Output the material beneath exactly, leaving nothing out.

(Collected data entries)
::::
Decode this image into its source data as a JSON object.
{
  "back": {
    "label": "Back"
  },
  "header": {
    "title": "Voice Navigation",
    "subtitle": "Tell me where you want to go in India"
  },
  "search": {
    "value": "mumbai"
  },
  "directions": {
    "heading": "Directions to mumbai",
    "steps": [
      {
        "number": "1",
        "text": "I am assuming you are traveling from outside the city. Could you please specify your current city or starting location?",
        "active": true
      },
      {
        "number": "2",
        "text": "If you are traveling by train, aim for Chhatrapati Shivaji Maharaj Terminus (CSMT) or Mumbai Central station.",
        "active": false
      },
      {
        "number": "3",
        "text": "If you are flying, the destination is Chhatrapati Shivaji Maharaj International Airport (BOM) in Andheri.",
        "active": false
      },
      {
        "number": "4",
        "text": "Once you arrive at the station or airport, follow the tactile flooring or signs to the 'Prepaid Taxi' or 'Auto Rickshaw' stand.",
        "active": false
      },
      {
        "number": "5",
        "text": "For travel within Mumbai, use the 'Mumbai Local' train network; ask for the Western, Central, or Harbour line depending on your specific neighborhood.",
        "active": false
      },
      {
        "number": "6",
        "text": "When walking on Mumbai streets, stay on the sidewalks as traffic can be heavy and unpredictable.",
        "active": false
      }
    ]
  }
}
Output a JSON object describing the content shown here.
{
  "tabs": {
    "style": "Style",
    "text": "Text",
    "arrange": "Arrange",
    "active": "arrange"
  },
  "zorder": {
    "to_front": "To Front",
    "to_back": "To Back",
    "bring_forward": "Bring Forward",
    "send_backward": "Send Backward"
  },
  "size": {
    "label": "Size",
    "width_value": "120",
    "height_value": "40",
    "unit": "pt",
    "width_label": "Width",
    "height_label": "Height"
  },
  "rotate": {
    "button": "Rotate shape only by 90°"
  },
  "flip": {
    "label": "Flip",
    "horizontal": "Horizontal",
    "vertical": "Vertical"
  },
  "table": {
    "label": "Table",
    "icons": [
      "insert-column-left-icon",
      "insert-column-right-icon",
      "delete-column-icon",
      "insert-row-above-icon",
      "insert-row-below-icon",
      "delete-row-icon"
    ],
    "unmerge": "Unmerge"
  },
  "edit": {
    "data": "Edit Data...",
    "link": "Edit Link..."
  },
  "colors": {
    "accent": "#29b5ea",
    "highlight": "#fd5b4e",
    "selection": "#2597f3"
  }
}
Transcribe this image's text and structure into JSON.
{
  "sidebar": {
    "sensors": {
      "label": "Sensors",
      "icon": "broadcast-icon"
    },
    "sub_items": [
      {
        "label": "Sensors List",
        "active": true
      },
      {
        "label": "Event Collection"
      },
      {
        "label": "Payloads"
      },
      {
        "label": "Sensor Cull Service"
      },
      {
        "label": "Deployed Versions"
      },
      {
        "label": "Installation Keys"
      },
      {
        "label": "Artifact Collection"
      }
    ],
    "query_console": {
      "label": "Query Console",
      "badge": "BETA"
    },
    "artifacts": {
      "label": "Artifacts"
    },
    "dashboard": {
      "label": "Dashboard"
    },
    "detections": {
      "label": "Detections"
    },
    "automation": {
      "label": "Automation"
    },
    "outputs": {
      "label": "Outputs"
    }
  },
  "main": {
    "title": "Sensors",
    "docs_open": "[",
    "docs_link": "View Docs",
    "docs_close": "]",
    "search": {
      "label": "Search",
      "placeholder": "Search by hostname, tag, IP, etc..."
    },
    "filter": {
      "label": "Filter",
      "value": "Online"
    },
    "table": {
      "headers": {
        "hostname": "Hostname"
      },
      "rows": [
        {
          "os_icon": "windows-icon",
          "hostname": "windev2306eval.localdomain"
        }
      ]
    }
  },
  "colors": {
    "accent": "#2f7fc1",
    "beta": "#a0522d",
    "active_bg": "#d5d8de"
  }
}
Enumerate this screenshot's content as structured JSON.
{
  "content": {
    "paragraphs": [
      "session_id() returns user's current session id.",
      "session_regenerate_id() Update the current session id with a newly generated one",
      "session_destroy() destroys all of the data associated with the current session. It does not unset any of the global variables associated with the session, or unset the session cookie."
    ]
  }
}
::::
Answer for this exercise:
Decode this image into its source data as a JSON object.
{
  "back": {
    "label": "Back"
  },
  "header": {
    "title": "Voice Navigation",
    "subtitle": "Tell me where you want to go in India"
  },
  "search": {
    "value": "mumbai"
  },
  "directions": {
    "heading": "Directions to mumbai",
    "steps": [
      {
        "number": "1",
        "text": "I am assuming you are traveling from outside the city. Could you please specify your current city or starting location?",
        "active": true
      },
      {
        "number": "2",
        "text": "If you are traveling by train, aim for Chhatrapati Shivaji Maharaj Terminus (CSMT) or Mumbai Central station.",
        "active": false
      },
      {
        "number": "3",
        "text": "If you are flying, the destination is Chhatrapati Shivaji Maharaj International Airport (BOM) in Andheri.",
        "active": false
      },
      {
        "number": "4",
        "text": "Once you arrive at the station or airport, follow the tactile flooring or signs to the 'Prepaid Taxi' or 'Auto Rickshaw' stand.",
        "active": false
      },
      {
        "number": "5",
        "text": "For travel within Mumbai, use the 'Mumbai Local' train network; ask for the Western, Central, or Harbour line depending on your specific neighborhood.",
        "active": false
      },
      {
        "number": "6",
        "text": "When walking on Mumbai streets, stay on the sidewalks as traffic can be heavy and unpredictable.",
        "active": false
      }
    ]
  }
}
Output a JSON object describing the content shown here.
{
  "tabs": {
    "style": "Style",
    "text": "Text",
    "arrange": "Arrange",
    "active": "arrange"
  },
  "zorder": {
    "to_front": "To Front",
    "to_back": "To Back",
    "bring_forward": "Bring Forward",
    "send_backward": "Send Backward"
  },
  "size": {
    "label": "Size",
    "width_value": "120",
    "height_value": "40",
    "unit": "pt",
    "width_label": "Width",
    "height_label": "Height"
  },
  "rotate": {
    "button": "Rotate shape only by 90°"
  },
  "flip": {
    "label": "Flip",
    "horizontal": "Horizontal",
    "vertical": "Vertical"
  },
  "table": {
    "label": "Table",
    "icons": [
      "insert-column-left-icon",
      "insert-column-right-icon",
      "delete-column-icon",
      "insert-row-above-icon",
      "insert-row-below-icon",
      "delete-row-icon"
    ],
    "unmerge": "Unmerge"
  },
  "edit": {
    "data": "Edit Data...",
    "link": "Edit Link..."
  },
  "colors": {
    "accent": "#29b5ea",
    "highlight": "#fd5b4e",
    "selection": "#2597f3"
  }
}
Transcribe this image's text and structure into JSON.
{
  "sidebar": {
    "sensors": {
      "label": "Sensors",
      "icon": "broadcast-icon"
    },
    "sub_items": [
      {
        "label": "Sensors List",
        "active": true
      },
      {
        "label": "Event Collection"
      },
      {
        "label": "Payloads"
      },
      {
        "label": "Sensor Cull Service"
      },
      {
        "label": "Deployed Versions"
      },
      {
        "label": "Installation Keys"
      },
      {
        "label": "Artifact Collection"
      }
    ],
    "query_console": {
      "label": "Query Console",
      "badge": "BETA"
    },
    "artifacts": {
      "label": "Artifacts"
    },
    "dashboard": {
      "label": "Dashboard"
    },
    "detections": {
      "label": "Detections"
    },
    "automation": {
      "label": "Automation"
    },
    "outputs": {
      "label": "Outputs"
    }
  },
  "main": {
    "title": "Sensors",
    "docs_open": "[",
    "docs_link": "View Docs",
    "docs_close": "]",
    "search": {
      "label": "Search",
      "placeholder": "Search by hostname, tag, IP, etc..."
    },
    "filter": {
      "label": "Filter",
      "value": "Online"
    },
    "table": {
      "headers": {
        "hostname": "Hostname"
      },
      "rows": [
        {
          "os_icon": "windows-icon",
          "hostname": "windev2306eval.localdomain"
        }
      ]
    }
  },
  "colors": {
    "accent": "#2f7fc1",
    "beta": "#a0522d",
    "active_bg": "#d5d8de"
  }
}
Enumerate this screenshot's content as structured JSON.
{
  "content": {
    "paragraphs": [
      "session_id() returns user's current session id.",
      "session_regenerate_id() Update the current session id with a newly generated one",
      "session_destroy() destroys all of the data associated with the current session. It does not unset any of the global variables associated with the session, or unset the session cookie."
    ]
  }
}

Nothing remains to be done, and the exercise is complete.